Given instruction
Search the records for the word "nGerencias" and report each line that has it.

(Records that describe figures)
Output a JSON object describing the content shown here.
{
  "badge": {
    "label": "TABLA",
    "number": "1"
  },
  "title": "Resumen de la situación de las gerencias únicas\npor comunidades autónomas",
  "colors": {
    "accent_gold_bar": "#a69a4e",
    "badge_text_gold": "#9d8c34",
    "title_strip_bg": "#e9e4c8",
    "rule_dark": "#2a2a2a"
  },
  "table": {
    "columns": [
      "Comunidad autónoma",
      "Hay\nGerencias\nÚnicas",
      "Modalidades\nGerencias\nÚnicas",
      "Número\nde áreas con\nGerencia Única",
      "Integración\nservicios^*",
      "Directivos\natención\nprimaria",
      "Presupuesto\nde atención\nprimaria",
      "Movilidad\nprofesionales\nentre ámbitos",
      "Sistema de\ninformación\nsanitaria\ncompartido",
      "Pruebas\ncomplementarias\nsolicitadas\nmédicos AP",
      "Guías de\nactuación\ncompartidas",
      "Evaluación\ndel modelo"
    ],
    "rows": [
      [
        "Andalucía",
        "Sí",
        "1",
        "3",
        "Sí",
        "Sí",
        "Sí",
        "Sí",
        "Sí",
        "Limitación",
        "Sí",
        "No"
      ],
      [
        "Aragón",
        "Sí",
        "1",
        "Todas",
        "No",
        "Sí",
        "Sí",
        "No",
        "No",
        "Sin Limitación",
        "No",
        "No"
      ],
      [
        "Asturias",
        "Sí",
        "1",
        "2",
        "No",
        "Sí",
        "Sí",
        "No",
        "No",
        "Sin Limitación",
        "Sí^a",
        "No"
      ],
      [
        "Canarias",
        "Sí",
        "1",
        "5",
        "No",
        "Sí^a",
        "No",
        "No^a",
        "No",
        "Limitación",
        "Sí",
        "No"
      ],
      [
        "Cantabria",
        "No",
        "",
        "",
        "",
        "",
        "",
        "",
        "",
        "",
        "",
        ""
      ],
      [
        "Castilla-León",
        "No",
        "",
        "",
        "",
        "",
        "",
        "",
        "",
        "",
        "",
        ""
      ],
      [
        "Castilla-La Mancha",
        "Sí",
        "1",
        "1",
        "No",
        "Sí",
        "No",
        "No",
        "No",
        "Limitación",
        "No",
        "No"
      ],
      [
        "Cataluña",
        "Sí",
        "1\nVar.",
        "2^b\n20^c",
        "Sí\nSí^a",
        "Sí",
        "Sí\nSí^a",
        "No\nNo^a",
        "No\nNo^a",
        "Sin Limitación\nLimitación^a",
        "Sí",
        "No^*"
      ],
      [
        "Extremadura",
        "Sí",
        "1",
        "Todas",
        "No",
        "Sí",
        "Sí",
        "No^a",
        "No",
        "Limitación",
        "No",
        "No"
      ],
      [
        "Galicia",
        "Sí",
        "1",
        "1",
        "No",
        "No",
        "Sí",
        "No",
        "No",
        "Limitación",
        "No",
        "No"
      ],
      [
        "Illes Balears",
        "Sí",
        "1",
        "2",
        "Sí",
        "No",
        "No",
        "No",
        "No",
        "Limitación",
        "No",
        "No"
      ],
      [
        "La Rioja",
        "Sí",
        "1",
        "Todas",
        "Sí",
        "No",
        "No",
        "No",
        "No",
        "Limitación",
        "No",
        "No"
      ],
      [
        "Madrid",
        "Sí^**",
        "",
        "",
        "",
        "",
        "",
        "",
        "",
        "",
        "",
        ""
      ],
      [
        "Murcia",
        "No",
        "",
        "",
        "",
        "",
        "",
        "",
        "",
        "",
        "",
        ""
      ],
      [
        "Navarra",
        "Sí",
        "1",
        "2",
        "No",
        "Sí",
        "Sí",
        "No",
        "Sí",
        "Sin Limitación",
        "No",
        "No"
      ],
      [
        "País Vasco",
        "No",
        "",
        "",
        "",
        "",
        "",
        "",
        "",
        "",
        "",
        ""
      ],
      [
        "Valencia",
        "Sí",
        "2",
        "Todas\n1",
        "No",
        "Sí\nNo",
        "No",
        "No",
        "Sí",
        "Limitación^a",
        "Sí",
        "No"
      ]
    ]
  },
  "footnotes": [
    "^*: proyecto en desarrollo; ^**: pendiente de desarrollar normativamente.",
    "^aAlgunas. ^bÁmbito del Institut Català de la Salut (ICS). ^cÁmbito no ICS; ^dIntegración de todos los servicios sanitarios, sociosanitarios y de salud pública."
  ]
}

Exercise answer
      "Hay\nGerencias\nÚnicas",
      "Modalidades\nGerencias\nÚnicas",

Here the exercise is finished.